WRITTEN EXERCISE:
Compute how many lines in the entries below contain "available", and output nothing but the number.

Stored data:
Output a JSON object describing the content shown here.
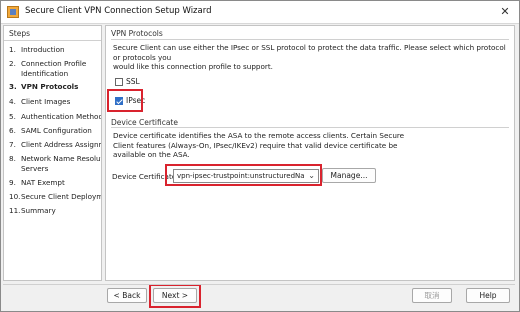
{
  "window": {
    "title": "Secure Client VPN Connection Setup Wizard",
    "close_glyph": "✕"
  },
  "steps": {
    "header": "Steps",
    "items": [
      {
        "num": "1.",
        "label": "Introduction"
      },
      {
        "num": "2.",
        "label": "Connection Profile",
        "label2": "Identification"
      },
      {
        "num": "3.",
        "label": "VPN Protocols"
      },
      {
        "num": "4.",
        "label": "Client Images"
      },
      {
        "num": "5.",
        "label": "Authentication Methods"
      },
      {
        "num": "6.",
        "label": "SAML Configuration"
      },
      {
        "num": "7.",
        "label": "Client Address Assignme"
      },
      {
        "num": "8.",
        "label": "Network Name Resolutio",
        "label2": "Servers"
      },
      {
        "num": "9.",
        "label": "NAT Exempt"
      },
      {
        "num": "10.",
        "label": "Secure Client Deployme"
      },
      {
        "num": "11.",
        "label": "Summary"
      }
    ]
  },
  "vpn_protocols": {
    "header": "VPN Protocols",
    "description_line1": "Secure Client can use either the IPsec or SSL protocol to protect the data traffic. Please select which protocol or protocols you",
    "description_line2": "would like this connection profile to support.",
    "ssl": {
      "label": "SSL",
      "checked": false
    },
    "ipsec": {
      "label": "IPsec",
      "checked": true
    }
  },
  "device_certificate": {
    "header": "Device Certificate",
    "description_line1": "Device certificate identifies the ASA to the remote access clients. Certain Secure",
    "description_line2": "Client features (Always-On, IPsec/IKEv2) require that valid device certificate be",
    "description_line3": "available on the ASA.",
    "field_label": "Device Certificate:",
    "selected_value": "vpn-ipsec-trustpoint:unstructuredNam...",
    "manage_button": "Manage..."
  },
  "footer": {
    "back_button": "< Back",
    "next_button": "Next >",
    "cancel_button": "取消",
    "help_button": "Help"
  },
  "colors": {
    "highlight": "#d9232e",
    "checkbox_checked": "#2f6fc7"
  }
}
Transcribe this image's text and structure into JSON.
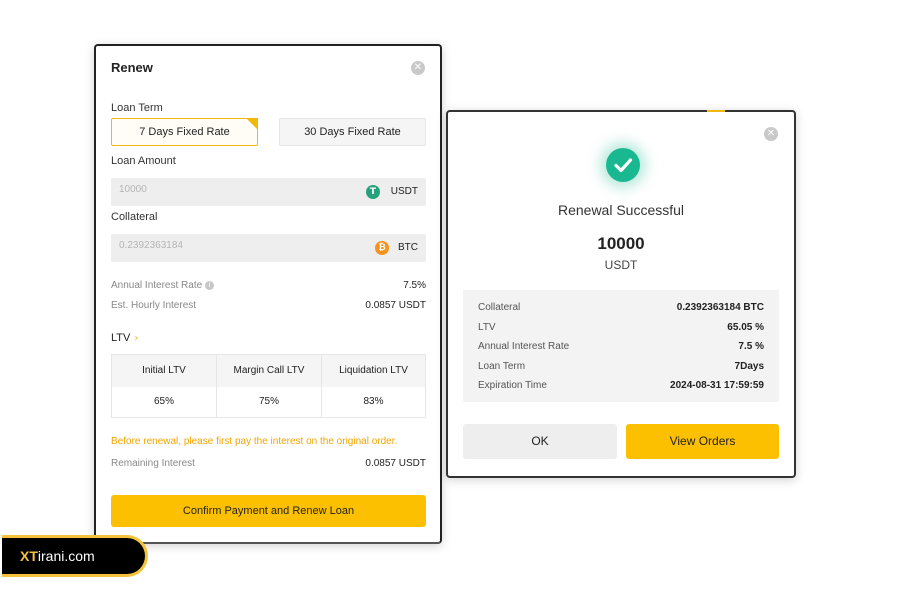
{
  "renew_dialog": {
    "title": "Renew",
    "loan_term_label": "Loan Term",
    "terms": [
      "7 Days Fixed Rate",
      "30 Days Fixed Rate"
    ],
    "selected_term": "7 Days Fixed Rate",
    "loan_amount_label": "Loan Amount",
    "loan_amount_value": "10000",
    "loan_amount_unit": "USDT",
    "collateral_label": "Collateral",
    "collateral_value": "0.2392363184",
    "collateral_unit": "BTC",
    "annual_interest_rate_label": "Annual Interest Rate",
    "annual_interest_rate_value": "7.5%",
    "est_hourly_interest_label": "Est. Hourly Interest",
    "est_hourly_interest_value": "0.0857 USDT",
    "ltv_label": "LTV",
    "ltv_headers": [
      "Initial LTV",
      "Margin Call LTV",
      "Liquidation LTV"
    ],
    "ltv_values": [
      "65%",
      "75%",
      "83%"
    ],
    "warning": "Before renewal, please first pay the interest on the original order.",
    "remaining_interest_label": "Remaining Interest",
    "remaining_interest_value": "0.0857 USDT",
    "confirm_button": "Confirm Payment and Renew Loan"
  },
  "success_dialog": {
    "title": "Renewal Successful",
    "amount": "10000",
    "amount_unit": "USDT",
    "details": [
      {
        "label": "Collateral",
        "value": "0.2392363184 BTC"
      },
      {
        "label": "LTV",
        "value": "65.05 %"
      },
      {
        "label": "Annual Interest Rate",
        "value": "7.5 %"
      },
      {
        "label": "Loan Term",
        "value": "7Days"
      },
      {
        "label": "Expiration Time",
        "value": "2024-08-31 17:59:59"
      }
    ],
    "ok_button": "OK",
    "view_orders_button": "View Orders"
  },
  "watermark": {
    "prefix": "XT",
    "suffix": "irani.com"
  },
  "colors": {
    "accent": "#fcc000",
    "accent_border": "#f0b90b",
    "success": "#19b890",
    "usdt_icon": "#26a17b",
    "btc_icon": "#f7931a",
    "warning_text": "#f0a500"
  },
  "icons": {
    "close": "close-icon",
    "usdt": "usdt-icon",
    "btc": "btc-icon",
    "success": "check-circle-icon",
    "info": "info-icon",
    "chevron": "chevron-right-icon"
  }
}
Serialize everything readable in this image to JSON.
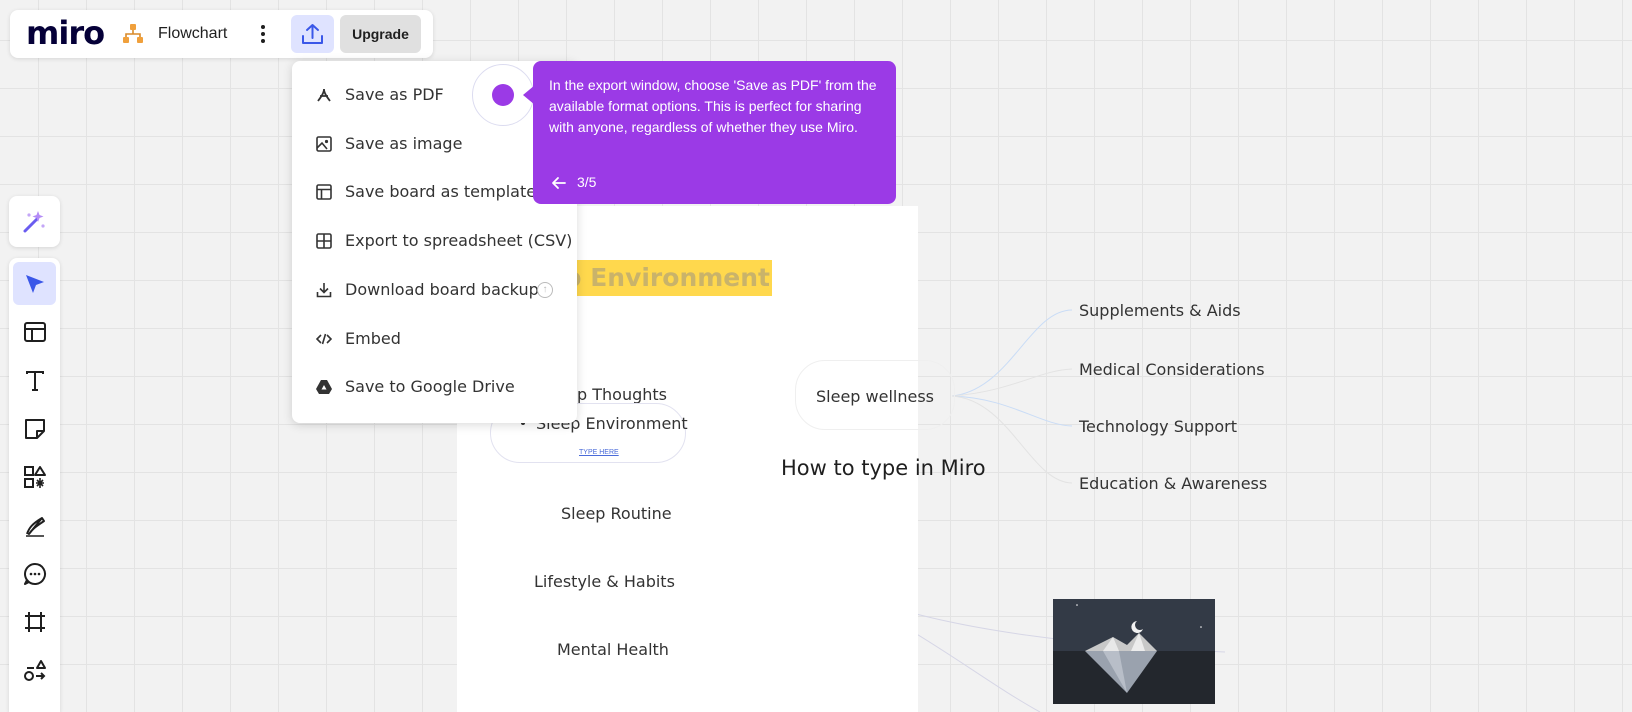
{
  "header": {
    "logo": "miro",
    "board_title": "Flowchart",
    "upgrade_label": "Upgrade"
  },
  "toolbar": {
    "items": [
      "ai-assist-icon",
      "select-cursor-icon",
      "templates-icon",
      "text-icon",
      "sticky-note-icon",
      "shapes-icon",
      "pen-icon",
      "comment-icon",
      "frame-icon",
      "more-tools-icon"
    ],
    "active": "select-cursor-icon",
    "accent": "#4262ff"
  },
  "export_menu": {
    "items": [
      {
        "label": "Save as PDF",
        "icon": "pdf-icon"
      },
      {
        "label": "Save as image",
        "icon": "image-icon"
      },
      {
        "label": "Save board as template",
        "icon": "template-icon"
      },
      {
        "label": "Export to spreadsheet (CSV)",
        "icon": "table-icon"
      },
      {
        "label": "Download board backup",
        "icon": "download-icon"
      },
      {
        "label": "Embed",
        "icon": "embed-icon"
      },
      {
        "label": "Save to Google Drive",
        "icon": "google-drive-icon"
      }
    ]
  },
  "tour": {
    "text": "In the export window, choose 'Save as PDF' from the available format options. This is perfect for sharing with anyone, regardless of whether they use Miro.",
    "step": "3/5",
    "color": "#9b3ae6"
  },
  "canvas": {
    "frame_title": "ep Environment",
    "main_topic": "How to type in Miro",
    "left_nodes": [
      "p Thoughts",
      "Sleep Environment",
      "Sleep Routine",
      "Lifestyle & Habits",
      "Mental Health"
    ],
    "type_here": "TYPE HERE",
    "center_node": "Sleep wellness",
    "right_nodes": [
      "Supplements & Aids",
      "Medical Considerations",
      "Technology Support",
      "Education & Awareness"
    ]
  }
}
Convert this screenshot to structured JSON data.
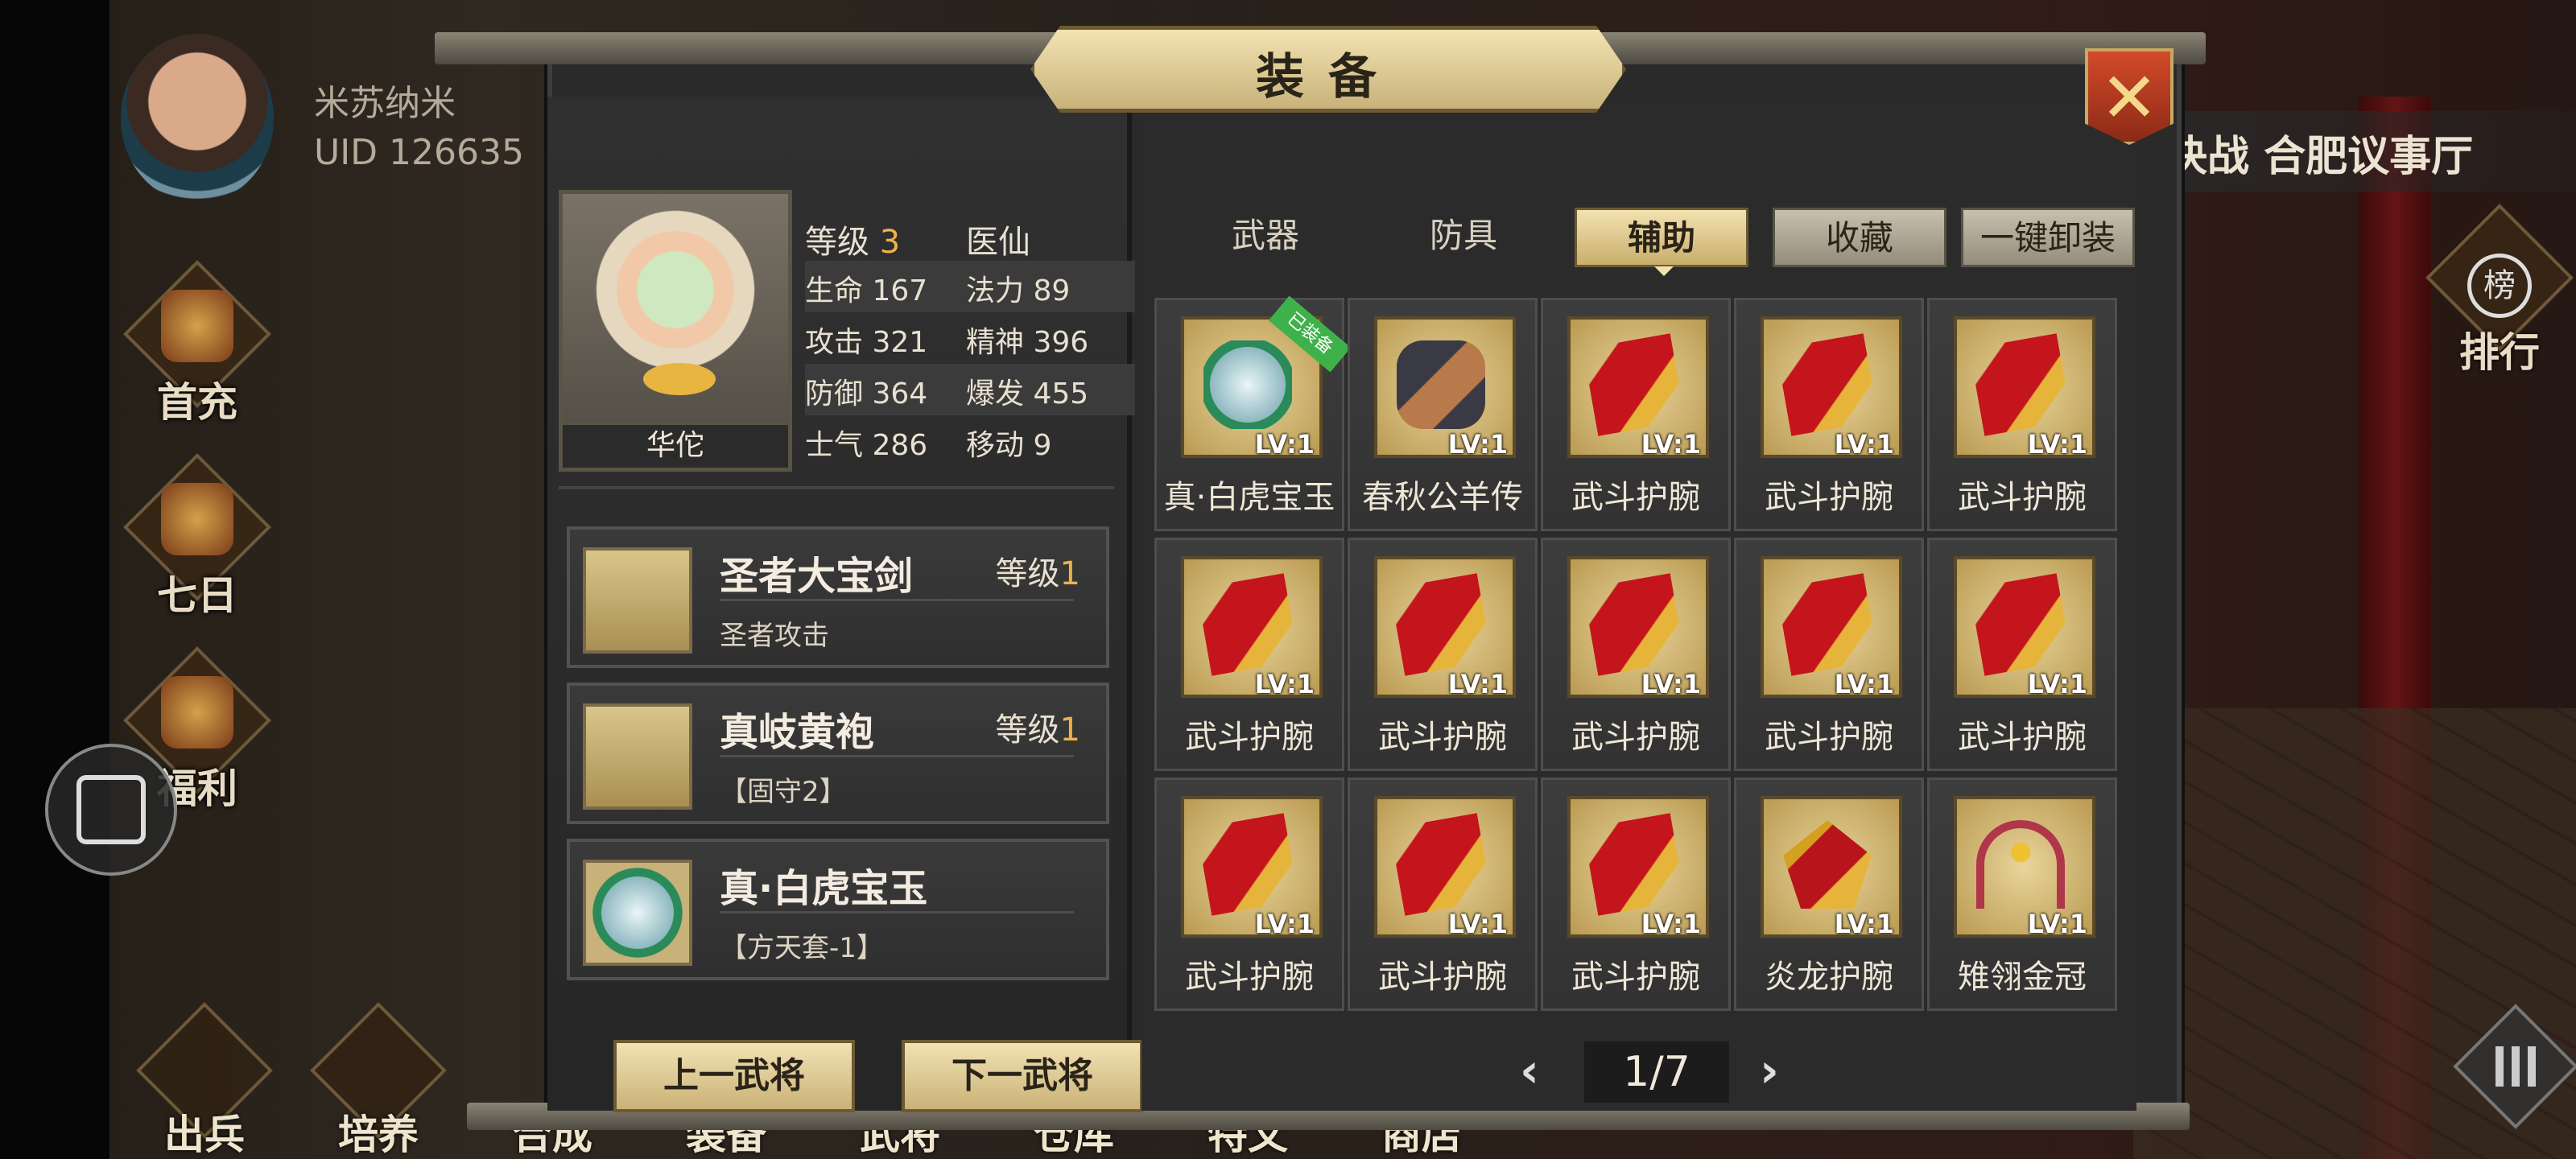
{
  "player": {
    "name": "米苏纳米",
    "uid": "UID  126635"
  },
  "left_hud": [
    {
      "label": "首充",
      "icon": "gift-icon"
    },
    {
      "label": "七日",
      "icon": "scroll-icon"
    },
    {
      "label": "福利",
      "icon": "treasure-icon"
    }
  ],
  "right_hud": {
    "quest": "决战 合肥议事厅",
    "rank_label": "排行",
    "rank_seal": "榜"
  },
  "bottom_nav": [
    "出兵",
    "培养",
    "合成",
    "装备",
    "武将",
    "仓库",
    "特文",
    "商店"
  ],
  "modal": {
    "title": "装备",
    "close_symbol": "✕",
    "hero": {
      "name": "华佗",
      "level_label": "等级",
      "level": "3",
      "class": "医仙",
      "stats": [
        {
          "l1": "生命",
          "v1": "167",
          "l2": "法力",
          "v2": "89"
        },
        {
          "l1": "攻击",
          "v1": "321",
          "l2": "精神",
          "v2": "396"
        },
        {
          "l1": "防御",
          "v1": "364",
          "l2": "爆发",
          "v2": "455"
        },
        {
          "l1": "士气",
          "v1": "286",
          "l2": "移动",
          "v2": "9"
        }
      ]
    },
    "equipped": [
      {
        "name": "圣者大宝剑",
        "level_label": "等级",
        "level": "1",
        "sub": "圣者攻击",
        "icon": "sword-icon"
      },
      {
        "name": "真岐黄袍",
        "level_label": "等级",
        "level": "1",
        "sub": "【固守2】",
        "icon": "robe-icon"
      },
      {
        "name": "真·白虎宝玉",
        "level_label": "",
        "level": "",
        "sub": "【方天套-1】",
        "icon": "gem-icon"
      }
    ],
    "buttons": {
      "prev": "上一武将",
      "next": "下一武将"
    },
    "tabs": [
      "武器",
      "防具",
      "辅助",
      "收藏",
      "一键卸装"
    ],
    "active_tab": "辅助",
    "inventory": [
      {
        "name": "真·白虎宝玉",
        "lv": "LV:1",
        "art": "gem",
        "tag": "已装备"
      },
      {
        "name": "春秋公羊传",
        "lv": "LV:1",
        "art": "scroll",
        "tag": ""
      },
      {
        "name": "武斗护腕",
        "lv": "LV:1",
        "art": "bracer",
        "tag": ""
      },
      {
        "name": "武斗护腕",
        "lv": "LV:1",
        "art": "bracer",
        "tag": ""
      },
      {
        "name": "武斗护腕",
        "lv": "LV:1",
        "art": "bracer",
        "tag": ""
      },
      {
        "name": "武斗护腕",
        "lv": "LV:1",
        "art": "bracer",
        "tag": ""
      },
      {
        "name": "武斗护腕",
        "lv": "LV:1",
        "art": "bracer",
        "tag": ""
      },
      {
        "name": "武斗护腕",
        "lv": "LV:1",
        "art": "bracer",
        "tag": ""
      },
      {
        "name": "武斗护腕",
        "lv": "LV:1",
        "art": "bracer",
        "tag": ""
      },
      {
        "name": "武斗护腕",
        "lv": "LV:1",
        "art": "bracer",
        "tag": ""
      },
      {
        "name": "武斗护腕",
        "lv": "LV:1",
        "art": "bracer",
        "tag": ""
      },
      {
        "name": "武斗护腕",
        "lv": "LV:1",
        "art": "bracer",
        "tag": ""
      },
      {
        "name": "武斗护腕",
        "lv": "LV:1",
        "art": "bracer",
        "tag": ""
      },
      {
        "name": "炎龙护腕",
        "lv": "LV:1",
        "art": "dragon",
        "tag": ""
      },
      {
        "name": "雉翎金冠",
        "lv": "LV:1",
        "art": "crown",
        "tag": ""
      }
    ],
    "pager": {
      "prev": "‹",
      "page": "1/7",
      "next": "›"
    }
  },
  "colors": {
    "accent_gold": "#f0b24a",
    "tab_gold": "#f3e2b0",
    "close_red": "#d34a2a",
    "equipped_green": "#3fb14a"
  }
}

THE REPLY:
2